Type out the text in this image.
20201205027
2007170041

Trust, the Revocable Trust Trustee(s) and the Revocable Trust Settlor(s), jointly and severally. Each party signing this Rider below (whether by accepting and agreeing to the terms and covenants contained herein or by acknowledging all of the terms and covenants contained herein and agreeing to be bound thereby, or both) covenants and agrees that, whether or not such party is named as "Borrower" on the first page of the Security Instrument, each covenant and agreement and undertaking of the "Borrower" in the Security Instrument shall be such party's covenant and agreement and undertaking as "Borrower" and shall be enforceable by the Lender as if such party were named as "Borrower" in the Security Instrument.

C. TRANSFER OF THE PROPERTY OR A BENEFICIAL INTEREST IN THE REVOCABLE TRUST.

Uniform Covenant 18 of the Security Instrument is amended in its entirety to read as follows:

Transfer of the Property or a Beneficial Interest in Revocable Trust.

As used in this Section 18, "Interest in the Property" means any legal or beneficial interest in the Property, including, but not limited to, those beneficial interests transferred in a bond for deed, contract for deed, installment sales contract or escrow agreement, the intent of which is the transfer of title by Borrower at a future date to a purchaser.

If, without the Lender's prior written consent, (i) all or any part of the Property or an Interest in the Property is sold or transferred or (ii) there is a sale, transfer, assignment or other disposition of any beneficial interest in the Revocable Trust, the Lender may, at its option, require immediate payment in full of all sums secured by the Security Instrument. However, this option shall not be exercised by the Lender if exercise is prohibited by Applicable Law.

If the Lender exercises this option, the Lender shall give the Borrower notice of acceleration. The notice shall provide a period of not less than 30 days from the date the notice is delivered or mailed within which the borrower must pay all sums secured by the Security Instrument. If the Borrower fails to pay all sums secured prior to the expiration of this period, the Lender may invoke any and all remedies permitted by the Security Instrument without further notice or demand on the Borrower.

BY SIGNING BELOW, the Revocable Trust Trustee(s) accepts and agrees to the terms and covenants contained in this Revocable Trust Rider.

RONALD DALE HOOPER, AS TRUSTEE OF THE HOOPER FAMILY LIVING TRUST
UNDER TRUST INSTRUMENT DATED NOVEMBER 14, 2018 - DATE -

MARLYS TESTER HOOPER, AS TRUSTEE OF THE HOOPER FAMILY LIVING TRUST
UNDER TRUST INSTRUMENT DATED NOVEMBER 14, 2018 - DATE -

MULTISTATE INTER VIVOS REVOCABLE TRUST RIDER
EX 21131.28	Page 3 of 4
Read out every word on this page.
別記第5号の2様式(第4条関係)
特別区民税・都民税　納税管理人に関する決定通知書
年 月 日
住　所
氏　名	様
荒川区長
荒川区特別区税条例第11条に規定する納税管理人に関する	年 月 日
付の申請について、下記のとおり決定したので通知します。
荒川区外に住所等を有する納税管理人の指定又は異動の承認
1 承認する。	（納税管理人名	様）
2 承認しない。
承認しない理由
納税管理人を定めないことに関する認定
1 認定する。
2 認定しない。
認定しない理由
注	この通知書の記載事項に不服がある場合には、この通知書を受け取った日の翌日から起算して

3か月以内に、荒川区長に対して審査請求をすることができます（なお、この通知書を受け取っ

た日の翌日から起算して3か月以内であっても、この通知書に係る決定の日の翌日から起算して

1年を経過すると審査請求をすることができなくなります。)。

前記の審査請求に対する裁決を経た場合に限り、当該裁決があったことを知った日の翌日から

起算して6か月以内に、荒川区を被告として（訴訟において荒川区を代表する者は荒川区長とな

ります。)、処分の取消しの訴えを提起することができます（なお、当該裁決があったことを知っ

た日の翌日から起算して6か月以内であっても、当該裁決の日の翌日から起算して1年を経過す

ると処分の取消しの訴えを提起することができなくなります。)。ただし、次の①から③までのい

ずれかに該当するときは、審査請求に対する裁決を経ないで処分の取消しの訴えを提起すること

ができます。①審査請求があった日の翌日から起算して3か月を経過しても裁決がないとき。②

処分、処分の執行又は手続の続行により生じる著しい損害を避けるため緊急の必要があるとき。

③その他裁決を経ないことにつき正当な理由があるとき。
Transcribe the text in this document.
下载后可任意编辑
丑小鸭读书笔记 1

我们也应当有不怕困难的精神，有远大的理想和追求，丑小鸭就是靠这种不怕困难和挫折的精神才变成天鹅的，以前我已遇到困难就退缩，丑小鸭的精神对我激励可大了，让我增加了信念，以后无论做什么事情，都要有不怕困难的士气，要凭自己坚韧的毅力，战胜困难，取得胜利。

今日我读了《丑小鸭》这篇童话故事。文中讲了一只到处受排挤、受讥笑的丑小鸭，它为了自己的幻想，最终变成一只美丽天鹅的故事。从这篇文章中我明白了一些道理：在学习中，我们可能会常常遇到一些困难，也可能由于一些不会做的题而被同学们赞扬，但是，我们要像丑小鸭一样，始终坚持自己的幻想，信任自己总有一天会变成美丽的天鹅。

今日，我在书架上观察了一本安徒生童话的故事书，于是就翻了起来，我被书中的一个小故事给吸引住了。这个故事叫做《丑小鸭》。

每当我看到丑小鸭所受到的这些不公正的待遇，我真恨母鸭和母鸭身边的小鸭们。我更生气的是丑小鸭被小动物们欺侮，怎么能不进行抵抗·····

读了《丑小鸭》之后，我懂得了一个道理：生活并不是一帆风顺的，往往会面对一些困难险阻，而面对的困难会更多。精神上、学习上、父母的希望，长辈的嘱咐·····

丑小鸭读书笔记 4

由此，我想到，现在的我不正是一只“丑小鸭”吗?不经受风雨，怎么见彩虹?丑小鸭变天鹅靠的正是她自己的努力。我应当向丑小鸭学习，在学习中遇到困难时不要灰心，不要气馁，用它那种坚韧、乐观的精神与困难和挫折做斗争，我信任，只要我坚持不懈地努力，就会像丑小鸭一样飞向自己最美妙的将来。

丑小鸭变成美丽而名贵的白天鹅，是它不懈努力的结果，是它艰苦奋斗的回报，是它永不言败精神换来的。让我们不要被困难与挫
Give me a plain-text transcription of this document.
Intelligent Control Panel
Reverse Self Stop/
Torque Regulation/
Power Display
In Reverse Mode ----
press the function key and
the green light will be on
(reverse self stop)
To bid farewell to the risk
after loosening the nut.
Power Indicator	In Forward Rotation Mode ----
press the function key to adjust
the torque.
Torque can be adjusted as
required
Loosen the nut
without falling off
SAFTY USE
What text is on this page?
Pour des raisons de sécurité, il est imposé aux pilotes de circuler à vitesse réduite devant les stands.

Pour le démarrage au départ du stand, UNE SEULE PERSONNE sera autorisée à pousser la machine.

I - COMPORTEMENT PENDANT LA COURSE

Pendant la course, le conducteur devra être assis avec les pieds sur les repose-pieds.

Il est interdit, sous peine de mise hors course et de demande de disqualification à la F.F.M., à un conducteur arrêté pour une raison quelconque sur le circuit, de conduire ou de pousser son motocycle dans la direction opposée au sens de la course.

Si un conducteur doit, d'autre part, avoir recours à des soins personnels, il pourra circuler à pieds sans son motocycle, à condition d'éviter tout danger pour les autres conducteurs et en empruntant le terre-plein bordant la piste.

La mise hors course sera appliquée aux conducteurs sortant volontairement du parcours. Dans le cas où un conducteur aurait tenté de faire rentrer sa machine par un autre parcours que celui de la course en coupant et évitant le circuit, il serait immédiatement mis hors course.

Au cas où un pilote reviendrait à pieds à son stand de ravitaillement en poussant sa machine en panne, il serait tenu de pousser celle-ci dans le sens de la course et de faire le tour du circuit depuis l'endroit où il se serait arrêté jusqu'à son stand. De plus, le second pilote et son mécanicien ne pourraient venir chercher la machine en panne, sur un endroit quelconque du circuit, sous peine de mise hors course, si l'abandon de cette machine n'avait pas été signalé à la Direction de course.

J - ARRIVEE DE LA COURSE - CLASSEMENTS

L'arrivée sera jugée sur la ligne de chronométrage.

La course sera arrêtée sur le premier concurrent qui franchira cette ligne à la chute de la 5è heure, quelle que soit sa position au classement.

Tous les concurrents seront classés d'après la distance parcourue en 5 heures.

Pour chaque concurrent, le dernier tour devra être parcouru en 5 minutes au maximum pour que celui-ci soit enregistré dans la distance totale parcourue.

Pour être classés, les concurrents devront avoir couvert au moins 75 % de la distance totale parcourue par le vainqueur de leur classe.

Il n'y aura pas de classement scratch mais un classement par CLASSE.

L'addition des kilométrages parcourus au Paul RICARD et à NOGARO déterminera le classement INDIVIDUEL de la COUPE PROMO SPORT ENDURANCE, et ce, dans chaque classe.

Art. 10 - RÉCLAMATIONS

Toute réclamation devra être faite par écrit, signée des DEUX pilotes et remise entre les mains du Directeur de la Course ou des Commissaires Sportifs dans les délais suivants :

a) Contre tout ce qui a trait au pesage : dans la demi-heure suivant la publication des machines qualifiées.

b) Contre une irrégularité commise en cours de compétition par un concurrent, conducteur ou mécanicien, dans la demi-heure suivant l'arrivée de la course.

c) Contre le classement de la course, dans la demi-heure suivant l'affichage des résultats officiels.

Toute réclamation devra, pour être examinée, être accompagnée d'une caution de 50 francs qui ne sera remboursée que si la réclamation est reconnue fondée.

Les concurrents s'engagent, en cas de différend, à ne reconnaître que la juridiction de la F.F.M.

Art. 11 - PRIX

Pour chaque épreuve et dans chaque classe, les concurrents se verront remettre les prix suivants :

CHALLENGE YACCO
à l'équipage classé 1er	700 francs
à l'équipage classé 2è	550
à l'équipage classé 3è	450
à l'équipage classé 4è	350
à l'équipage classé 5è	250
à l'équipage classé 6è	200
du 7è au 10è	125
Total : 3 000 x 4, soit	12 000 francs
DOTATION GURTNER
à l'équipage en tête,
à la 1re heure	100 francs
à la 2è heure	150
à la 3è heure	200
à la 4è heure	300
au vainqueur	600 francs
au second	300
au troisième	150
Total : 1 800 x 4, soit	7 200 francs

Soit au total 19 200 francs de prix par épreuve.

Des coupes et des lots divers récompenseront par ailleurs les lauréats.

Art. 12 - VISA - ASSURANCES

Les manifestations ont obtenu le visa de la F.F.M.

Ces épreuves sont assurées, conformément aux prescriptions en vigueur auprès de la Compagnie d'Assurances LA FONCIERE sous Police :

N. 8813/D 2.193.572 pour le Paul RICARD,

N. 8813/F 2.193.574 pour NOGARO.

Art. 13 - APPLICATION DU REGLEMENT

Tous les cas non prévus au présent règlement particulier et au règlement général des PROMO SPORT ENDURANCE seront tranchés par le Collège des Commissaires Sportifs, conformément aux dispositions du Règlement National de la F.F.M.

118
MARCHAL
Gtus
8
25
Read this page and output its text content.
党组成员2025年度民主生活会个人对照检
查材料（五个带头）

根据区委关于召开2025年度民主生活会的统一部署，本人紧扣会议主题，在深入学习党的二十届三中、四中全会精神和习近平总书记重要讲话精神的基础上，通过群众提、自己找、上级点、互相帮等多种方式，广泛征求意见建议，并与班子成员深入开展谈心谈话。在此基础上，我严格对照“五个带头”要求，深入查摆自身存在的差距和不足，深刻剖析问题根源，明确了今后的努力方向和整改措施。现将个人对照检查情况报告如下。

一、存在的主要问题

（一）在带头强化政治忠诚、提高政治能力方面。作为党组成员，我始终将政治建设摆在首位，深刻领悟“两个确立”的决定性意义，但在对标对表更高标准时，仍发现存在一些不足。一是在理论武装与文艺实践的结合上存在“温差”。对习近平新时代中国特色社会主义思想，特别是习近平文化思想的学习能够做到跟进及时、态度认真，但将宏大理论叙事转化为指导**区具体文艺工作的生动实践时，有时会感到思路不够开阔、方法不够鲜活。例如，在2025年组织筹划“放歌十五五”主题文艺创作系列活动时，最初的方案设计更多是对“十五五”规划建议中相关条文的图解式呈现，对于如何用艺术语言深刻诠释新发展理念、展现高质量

• • • • •

▶ WHAT IS REQUIRED
List all lines above in which the string "HOOPER" appears.

▶ FINAL ANSWER
RONALD DALE HOOPER, AS TRUSTEE OF THE HOOPER FAMILY LIVING TRUST
MARLYS TESTER HOOPER, AS TRUSTEE OF THE HOOPER FAMILY LIVING TRUST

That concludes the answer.